(Structured figure records)
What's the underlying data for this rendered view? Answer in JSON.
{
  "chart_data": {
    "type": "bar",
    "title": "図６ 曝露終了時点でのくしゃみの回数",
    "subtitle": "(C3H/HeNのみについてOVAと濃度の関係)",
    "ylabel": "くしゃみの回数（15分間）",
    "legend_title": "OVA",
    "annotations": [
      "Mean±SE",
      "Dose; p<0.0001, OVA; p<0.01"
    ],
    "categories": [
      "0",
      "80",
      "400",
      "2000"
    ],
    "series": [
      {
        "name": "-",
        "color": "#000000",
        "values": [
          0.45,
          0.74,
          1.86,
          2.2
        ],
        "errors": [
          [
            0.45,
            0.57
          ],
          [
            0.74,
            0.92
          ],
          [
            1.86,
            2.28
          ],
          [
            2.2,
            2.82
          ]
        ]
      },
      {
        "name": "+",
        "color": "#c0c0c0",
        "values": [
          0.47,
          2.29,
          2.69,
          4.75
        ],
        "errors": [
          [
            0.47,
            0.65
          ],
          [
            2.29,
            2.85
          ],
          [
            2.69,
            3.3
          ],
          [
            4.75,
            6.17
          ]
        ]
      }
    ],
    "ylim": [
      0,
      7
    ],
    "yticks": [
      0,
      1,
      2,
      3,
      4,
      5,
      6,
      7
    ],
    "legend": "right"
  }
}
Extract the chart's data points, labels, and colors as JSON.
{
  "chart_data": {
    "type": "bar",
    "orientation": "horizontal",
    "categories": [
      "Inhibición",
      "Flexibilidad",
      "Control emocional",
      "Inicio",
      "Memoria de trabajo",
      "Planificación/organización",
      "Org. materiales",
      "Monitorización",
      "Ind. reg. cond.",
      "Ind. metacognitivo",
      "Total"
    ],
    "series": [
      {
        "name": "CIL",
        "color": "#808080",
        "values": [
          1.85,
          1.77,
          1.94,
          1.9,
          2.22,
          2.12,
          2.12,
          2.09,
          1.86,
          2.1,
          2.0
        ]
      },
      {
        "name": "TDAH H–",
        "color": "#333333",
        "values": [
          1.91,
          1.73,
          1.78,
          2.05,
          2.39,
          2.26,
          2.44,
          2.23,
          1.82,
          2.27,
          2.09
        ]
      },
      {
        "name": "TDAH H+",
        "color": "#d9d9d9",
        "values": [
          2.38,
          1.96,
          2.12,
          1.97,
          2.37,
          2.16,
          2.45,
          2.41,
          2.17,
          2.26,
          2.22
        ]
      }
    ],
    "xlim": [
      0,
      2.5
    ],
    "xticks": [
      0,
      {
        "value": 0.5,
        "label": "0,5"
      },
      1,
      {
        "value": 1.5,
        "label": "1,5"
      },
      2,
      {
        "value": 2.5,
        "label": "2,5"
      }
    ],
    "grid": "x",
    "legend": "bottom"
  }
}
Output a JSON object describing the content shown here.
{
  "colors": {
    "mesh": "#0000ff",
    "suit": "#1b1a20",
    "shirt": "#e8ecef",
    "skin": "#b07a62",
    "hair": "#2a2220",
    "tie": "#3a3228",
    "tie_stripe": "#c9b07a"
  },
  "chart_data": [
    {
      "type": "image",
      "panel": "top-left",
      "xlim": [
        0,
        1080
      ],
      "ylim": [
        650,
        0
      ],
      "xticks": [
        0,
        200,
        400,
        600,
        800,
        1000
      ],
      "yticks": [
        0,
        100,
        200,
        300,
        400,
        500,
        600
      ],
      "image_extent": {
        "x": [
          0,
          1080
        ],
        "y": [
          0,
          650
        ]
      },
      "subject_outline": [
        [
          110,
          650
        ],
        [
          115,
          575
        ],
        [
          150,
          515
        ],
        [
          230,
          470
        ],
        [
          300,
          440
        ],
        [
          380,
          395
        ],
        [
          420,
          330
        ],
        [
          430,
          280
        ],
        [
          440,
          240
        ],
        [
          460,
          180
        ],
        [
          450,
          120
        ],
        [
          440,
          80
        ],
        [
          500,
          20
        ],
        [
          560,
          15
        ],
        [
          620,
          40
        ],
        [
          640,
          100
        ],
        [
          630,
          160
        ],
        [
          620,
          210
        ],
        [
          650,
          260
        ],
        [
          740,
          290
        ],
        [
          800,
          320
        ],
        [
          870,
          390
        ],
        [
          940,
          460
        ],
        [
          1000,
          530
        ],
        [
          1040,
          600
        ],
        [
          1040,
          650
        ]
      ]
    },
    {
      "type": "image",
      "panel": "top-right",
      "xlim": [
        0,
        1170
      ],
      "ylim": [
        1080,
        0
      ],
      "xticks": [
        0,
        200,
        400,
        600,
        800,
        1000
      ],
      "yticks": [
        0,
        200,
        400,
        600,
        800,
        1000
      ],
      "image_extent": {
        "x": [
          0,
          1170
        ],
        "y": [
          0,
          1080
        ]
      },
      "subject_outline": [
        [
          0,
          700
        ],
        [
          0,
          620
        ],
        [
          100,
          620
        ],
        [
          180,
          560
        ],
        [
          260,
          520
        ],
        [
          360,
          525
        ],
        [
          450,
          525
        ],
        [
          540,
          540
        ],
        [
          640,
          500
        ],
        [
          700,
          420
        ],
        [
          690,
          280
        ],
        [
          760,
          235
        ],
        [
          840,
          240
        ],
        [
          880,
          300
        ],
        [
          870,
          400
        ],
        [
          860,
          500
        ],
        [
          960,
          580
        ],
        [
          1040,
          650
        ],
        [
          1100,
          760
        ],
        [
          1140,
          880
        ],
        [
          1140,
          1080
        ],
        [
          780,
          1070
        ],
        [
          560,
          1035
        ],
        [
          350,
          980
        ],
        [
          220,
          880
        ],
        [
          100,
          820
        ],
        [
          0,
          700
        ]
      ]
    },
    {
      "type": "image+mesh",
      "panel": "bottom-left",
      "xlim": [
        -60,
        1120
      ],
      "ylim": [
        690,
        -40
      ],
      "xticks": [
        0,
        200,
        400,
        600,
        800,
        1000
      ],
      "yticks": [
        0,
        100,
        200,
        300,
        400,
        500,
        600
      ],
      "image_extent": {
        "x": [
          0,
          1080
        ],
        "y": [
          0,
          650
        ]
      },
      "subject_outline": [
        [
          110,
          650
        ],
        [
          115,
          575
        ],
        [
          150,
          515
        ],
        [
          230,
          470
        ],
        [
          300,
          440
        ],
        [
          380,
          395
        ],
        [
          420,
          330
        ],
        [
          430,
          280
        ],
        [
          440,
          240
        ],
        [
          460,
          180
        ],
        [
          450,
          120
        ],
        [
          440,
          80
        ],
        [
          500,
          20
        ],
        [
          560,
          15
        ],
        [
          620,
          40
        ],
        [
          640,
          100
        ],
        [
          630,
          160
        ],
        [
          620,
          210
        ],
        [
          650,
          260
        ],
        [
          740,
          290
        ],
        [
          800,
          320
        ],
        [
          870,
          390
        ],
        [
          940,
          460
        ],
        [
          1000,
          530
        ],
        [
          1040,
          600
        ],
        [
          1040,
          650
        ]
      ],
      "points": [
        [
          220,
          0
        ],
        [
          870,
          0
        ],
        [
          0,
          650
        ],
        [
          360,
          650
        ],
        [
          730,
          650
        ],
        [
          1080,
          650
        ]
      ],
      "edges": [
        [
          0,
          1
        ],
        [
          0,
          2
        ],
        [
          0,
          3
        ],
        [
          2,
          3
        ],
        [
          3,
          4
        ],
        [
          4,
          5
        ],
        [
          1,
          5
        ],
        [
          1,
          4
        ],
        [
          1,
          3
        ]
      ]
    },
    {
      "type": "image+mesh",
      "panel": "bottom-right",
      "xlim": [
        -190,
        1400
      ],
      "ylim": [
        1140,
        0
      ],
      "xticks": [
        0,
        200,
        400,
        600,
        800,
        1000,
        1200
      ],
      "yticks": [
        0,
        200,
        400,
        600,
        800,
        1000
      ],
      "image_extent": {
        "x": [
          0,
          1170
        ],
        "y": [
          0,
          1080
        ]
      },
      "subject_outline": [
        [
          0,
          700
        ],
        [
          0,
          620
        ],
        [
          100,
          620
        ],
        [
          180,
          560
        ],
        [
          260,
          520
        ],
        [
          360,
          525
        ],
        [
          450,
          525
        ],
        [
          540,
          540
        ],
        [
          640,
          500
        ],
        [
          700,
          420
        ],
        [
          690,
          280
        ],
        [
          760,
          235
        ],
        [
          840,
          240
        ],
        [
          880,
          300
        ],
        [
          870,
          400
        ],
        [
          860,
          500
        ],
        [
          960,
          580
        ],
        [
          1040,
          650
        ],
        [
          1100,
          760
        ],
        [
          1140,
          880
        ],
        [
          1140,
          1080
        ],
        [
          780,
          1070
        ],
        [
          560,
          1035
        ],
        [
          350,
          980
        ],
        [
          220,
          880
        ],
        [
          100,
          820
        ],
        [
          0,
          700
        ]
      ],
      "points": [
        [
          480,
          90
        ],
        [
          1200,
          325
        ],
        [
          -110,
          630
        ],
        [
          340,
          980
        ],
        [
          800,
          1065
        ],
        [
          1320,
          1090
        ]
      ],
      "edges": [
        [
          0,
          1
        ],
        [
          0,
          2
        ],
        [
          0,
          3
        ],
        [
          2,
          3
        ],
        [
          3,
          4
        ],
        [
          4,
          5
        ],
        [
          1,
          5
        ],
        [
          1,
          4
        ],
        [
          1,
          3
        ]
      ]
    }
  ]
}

What the task asks: Provide only the count of lines in the data above that include the string "right".

Answer to the exercise: 3